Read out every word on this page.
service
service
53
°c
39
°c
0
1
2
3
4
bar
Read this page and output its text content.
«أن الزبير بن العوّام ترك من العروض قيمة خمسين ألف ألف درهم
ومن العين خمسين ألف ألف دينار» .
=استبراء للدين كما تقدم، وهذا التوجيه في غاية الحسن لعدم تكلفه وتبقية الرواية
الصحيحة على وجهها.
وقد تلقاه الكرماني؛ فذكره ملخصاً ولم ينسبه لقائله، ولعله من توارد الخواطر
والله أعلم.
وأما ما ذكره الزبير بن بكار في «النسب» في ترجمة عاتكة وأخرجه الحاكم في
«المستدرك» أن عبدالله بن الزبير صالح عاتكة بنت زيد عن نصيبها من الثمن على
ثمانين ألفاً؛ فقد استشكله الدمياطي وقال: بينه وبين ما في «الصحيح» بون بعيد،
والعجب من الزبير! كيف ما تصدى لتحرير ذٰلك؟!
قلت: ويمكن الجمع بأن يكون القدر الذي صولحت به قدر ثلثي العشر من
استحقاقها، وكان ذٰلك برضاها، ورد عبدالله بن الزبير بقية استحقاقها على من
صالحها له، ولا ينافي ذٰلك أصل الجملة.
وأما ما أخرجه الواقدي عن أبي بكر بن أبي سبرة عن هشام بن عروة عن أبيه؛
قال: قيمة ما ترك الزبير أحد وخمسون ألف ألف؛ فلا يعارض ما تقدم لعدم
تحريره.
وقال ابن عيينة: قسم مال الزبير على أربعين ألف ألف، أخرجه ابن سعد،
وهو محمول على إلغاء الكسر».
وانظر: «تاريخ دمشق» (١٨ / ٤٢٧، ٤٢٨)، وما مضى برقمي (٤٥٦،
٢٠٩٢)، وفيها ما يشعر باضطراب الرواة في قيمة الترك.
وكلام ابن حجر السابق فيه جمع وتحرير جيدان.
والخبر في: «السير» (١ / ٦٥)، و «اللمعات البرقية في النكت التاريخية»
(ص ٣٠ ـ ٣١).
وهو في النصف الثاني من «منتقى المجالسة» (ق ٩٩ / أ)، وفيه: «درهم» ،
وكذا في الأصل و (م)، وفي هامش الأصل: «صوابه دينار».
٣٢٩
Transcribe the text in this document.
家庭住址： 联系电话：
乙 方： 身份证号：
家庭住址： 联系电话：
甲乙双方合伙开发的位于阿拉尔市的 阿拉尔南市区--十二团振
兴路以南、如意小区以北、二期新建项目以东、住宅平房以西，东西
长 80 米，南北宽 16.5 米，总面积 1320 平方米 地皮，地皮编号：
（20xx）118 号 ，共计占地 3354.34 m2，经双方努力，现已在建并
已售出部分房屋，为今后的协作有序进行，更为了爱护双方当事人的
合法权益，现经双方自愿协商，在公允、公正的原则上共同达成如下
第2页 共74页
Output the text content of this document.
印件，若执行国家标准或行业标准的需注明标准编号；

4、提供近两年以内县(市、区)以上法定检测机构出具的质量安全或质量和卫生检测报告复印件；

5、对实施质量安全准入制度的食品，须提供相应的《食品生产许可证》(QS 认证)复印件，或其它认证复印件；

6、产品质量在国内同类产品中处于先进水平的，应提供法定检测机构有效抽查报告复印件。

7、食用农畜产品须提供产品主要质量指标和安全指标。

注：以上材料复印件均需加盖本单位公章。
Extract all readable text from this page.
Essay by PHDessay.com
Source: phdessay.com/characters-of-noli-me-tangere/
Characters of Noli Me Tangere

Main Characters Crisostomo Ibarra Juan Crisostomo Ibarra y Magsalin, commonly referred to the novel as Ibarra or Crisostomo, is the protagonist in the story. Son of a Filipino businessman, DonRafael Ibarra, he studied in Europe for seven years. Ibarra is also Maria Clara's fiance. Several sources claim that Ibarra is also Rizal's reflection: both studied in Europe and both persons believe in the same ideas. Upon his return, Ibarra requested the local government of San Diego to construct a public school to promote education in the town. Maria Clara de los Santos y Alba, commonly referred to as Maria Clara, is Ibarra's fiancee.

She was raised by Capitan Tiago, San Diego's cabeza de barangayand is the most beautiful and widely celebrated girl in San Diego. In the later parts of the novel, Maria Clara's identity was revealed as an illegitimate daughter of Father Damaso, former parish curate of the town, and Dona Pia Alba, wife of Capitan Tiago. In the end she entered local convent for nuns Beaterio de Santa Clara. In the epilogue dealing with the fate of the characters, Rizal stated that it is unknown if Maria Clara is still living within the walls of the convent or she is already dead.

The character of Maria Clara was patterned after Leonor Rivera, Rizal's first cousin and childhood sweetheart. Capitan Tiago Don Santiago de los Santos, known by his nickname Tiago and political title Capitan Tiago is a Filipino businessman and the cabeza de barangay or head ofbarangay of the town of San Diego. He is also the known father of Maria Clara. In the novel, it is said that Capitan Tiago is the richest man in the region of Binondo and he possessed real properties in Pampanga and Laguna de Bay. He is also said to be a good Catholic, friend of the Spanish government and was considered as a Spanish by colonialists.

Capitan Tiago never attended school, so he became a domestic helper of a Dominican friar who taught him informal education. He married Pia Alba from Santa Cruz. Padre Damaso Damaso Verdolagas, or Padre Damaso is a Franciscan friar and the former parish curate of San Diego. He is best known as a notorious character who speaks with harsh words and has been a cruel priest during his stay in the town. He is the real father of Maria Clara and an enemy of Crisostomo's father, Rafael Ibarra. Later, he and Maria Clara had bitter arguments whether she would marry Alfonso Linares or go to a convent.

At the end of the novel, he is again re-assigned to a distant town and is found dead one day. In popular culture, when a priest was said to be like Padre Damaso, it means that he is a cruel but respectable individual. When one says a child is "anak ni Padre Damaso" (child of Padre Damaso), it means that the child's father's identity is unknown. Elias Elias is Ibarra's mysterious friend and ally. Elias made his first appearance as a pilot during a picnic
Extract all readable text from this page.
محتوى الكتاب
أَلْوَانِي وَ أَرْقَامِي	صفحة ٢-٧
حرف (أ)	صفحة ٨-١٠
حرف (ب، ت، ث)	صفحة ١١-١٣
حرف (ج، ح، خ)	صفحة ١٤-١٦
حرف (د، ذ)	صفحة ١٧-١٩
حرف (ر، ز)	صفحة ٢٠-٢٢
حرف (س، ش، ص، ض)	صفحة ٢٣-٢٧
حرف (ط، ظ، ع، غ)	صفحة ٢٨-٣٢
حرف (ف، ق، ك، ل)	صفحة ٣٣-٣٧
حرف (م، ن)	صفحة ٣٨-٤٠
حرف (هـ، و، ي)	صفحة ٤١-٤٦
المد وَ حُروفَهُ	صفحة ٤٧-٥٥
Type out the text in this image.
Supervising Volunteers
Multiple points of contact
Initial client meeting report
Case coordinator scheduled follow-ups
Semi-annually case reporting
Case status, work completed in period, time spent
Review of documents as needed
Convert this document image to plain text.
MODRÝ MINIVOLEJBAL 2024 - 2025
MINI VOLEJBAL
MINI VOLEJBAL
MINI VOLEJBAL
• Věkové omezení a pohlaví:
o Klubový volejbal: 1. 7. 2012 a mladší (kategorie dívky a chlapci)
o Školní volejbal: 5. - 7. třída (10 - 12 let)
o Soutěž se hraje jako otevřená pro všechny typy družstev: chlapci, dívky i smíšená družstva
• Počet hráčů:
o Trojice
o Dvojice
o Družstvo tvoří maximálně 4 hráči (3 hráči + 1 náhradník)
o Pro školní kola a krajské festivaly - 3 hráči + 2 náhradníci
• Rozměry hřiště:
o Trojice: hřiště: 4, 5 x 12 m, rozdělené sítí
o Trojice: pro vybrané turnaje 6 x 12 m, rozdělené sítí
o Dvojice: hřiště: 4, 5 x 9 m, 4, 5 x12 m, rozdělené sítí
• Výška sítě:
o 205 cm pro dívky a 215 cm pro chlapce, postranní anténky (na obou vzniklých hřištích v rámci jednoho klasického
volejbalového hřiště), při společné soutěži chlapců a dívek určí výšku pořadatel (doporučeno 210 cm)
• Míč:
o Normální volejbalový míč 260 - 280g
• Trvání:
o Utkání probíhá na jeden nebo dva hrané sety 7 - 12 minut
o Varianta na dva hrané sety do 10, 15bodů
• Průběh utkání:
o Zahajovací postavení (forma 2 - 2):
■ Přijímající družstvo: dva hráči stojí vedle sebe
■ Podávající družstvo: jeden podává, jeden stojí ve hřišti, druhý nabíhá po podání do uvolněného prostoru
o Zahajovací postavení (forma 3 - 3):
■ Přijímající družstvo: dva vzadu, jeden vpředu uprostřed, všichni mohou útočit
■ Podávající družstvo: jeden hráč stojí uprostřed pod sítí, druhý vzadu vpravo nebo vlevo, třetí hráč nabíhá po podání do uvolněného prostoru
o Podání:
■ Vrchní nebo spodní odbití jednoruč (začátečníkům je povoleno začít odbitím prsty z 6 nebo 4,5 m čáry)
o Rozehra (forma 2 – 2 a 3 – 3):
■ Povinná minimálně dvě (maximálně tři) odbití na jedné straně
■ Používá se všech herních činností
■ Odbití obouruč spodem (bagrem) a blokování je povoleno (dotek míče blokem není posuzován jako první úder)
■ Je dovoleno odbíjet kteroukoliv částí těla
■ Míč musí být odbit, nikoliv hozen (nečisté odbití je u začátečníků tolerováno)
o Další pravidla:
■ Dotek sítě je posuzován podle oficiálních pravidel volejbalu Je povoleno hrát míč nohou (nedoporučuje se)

•••

GIVEN EXERCISE: Extract all lines containing the word "uprostřed".

RESULT BELOW:
■ Přijímající družstvo: dva vzadu, jeden vpředu uprostřed, všichni mohou útočit
■ Podávající družstvo: jeden hráč stojí uprostřed pod sítí, druhý vzadu vpravo nebo vlevo, třetí hráč nabíhá po podání do uvolněného prostoru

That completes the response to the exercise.